* Problem to solve *
Copy exactly the lines from the "Output the text content of this document." line to the end, both included, and nothing else.
##### Data provided
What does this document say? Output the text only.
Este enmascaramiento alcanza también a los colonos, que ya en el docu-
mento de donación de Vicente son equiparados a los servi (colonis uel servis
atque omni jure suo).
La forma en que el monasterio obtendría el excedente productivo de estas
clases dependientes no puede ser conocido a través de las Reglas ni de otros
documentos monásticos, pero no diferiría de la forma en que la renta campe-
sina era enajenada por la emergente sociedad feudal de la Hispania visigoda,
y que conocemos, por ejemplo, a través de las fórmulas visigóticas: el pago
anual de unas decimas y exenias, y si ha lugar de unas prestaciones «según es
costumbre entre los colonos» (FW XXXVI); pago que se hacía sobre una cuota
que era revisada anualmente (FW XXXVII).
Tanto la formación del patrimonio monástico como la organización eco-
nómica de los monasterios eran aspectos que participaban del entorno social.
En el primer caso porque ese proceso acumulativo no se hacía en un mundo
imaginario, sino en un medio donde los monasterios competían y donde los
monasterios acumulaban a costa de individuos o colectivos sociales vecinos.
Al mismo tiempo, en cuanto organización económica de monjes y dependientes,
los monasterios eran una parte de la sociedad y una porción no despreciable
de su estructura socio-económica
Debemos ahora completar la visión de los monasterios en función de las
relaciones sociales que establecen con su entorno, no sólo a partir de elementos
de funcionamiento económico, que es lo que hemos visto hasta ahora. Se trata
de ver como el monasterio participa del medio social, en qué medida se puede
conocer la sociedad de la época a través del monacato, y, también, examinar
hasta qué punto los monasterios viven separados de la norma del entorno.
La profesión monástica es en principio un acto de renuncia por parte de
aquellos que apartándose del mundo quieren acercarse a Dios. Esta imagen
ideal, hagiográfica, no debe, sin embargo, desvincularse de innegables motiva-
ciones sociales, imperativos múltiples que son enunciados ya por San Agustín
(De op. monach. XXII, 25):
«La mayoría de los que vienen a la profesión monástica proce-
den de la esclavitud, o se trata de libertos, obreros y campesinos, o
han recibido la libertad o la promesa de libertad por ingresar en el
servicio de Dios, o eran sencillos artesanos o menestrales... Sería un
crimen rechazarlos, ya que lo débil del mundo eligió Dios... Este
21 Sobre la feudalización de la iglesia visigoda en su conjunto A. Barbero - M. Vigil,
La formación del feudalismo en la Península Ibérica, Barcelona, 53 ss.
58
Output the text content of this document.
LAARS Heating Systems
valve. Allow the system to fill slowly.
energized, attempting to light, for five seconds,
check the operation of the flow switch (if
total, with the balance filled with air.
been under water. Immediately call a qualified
##########
* Answer to this task *
Output the text content of this document.
LAARS Heating Systems
valve. Allow the system to fill slowly.
energized, attempting to light, for five seconds,
check the operation of the flow switch (if
total, with the balance filled with air.
been under water. Immediately call a qualified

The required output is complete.